[[ Given data, beginning ]]

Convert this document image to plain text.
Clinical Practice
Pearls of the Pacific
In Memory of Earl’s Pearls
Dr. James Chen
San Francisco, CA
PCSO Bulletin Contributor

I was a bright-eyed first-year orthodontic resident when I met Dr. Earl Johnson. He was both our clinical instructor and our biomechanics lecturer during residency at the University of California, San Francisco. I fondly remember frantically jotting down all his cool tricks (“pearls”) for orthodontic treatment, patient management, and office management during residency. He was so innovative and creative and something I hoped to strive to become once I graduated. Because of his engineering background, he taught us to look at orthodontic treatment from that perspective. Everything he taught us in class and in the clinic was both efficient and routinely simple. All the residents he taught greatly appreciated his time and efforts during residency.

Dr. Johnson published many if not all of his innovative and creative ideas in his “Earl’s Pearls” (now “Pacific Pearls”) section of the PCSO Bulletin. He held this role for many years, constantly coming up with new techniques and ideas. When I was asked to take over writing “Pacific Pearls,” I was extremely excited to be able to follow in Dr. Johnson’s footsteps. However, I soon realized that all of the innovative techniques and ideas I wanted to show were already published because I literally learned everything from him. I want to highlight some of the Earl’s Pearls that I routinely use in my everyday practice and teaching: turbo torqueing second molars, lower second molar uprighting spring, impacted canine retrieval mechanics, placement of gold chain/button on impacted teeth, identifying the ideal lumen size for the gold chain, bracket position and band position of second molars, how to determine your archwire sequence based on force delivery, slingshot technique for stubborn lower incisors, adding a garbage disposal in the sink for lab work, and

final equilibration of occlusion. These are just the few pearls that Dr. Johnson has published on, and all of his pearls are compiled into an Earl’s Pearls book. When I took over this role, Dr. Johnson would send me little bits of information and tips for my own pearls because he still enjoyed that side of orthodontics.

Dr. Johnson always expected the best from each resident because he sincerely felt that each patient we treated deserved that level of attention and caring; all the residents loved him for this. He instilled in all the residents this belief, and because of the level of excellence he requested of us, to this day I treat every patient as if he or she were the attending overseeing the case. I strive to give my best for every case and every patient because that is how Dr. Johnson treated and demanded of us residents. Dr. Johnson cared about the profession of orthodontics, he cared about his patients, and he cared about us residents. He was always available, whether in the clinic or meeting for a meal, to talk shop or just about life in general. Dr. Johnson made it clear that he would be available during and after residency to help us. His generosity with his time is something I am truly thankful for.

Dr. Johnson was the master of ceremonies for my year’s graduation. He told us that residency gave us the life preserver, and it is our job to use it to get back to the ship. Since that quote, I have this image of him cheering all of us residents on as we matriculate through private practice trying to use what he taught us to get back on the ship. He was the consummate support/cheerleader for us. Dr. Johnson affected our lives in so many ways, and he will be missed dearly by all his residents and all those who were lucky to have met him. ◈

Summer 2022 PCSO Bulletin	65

[[ Given data, end ]]

● **What is expected**
Please restate the material above, word for word and in full.

● **Answer to this exercise**
Convert this document image to plain text.
Clinical Practice
Pearls of the Pacific
In Memory of Earl’s Pearls
Dr. James Chen
San Francisco, CA
PCSO Bulletin Contributor

I was a bright-eyed first-year orthodontic resident when I met Dr. Earl Johnson. He was both our clinical instructor and our biomechanics lecturer during residency at the University of California, San Francisco. I fondly remember frantically jotting down all his cool tricks (“pearls”) for orthodontic treatment, patient management, and office management during residency. He was so innovative and creative and something I hoped to strive to become once I graduated. Because of his engineering background, he taught us to look at orthodontic treatment from that perspective. Everything he taught us in class and in the clinic was both efficient and routinely simple. All the residents he taught greatly appreciated his time and efforts during residency.

Dr. Johnson published many if not all of his innovative and creative ideas in his “Earl’s Pearls” (now “Pacific Pearls”) section of the PCSO Bulletin. He held this role for many years, constantly coming up with new techniques and ideas. When I was asked to take over writing “Pacific Pearls,” I was extremely excited to be able to follow in Dr. Johnson’s footsteps. However, I soon realized that all of the innovative techniques and ideas I wanted to show were already published because I literally learned everything from him. I want to highlight some of the Earl’s Pearls that I routinely use in my everyday practice and teaching: turbo torqueing second molars, lower second molar uprighting spring, impacted canine retrieval mechanics, placement of gold chain/button on impacted teeth, identifying the ideal lumen size for the gold chain, bracket position and band position of second molars, how to determine your archwire sequence based on force delivery, slingshot technique for stubborn lower incisors, adding a garbage disposal in the sink for lab work, and

final equilibration of occlusion. These are just the few pearls that Dr. Johnson has published on, and all of his pearls are compiled into an Earl’s Pearls book. When I took over this role, Dr. Johnson would send me little bits of information and tips for my own pearls because he still enjoyed that side of orthodontics.

Dr. Johnson always expected the best from each resident because he sincerely felt that each patient we treated deserved that level of attention and caring; all the residents loved him for this. He instilled in all the residents this belief, and because of the level of excellence he requested of us, to this day I treat every patient as if he or she were the attending overseeing the case. I strive to give my best for every case and every patient because that is how Dr. Johnson treated and demanded of us residents. Dr. Johnson cared about the profession of orthodontics, he cared about his patients, and he cared about us residents. He was always available, whether in the clinic or meeting for a meal, to talk shop or just about life in general. Dr. Johnson made it clear that he would be available during and after residency to help us. His generosity with his time is something I am truly thankful for.

Dr. Johnson was the master of ceremonies for my year’s graduation. He told us that residency gave us the life preserver, and it is our job to use it to get back to the ship. Since that quote, I have this image of him cheering all of us residents on as we matriculate through private practice trying to use what he taught us to get back on the ship. He was the consummate support/cheerleader for us. Dr. Johnson affected our lives in so many ways, and he will be missed dearly by all his residents and all those who were lucky to have met him. ◈

Summer 2022 PCSO Bulletin	65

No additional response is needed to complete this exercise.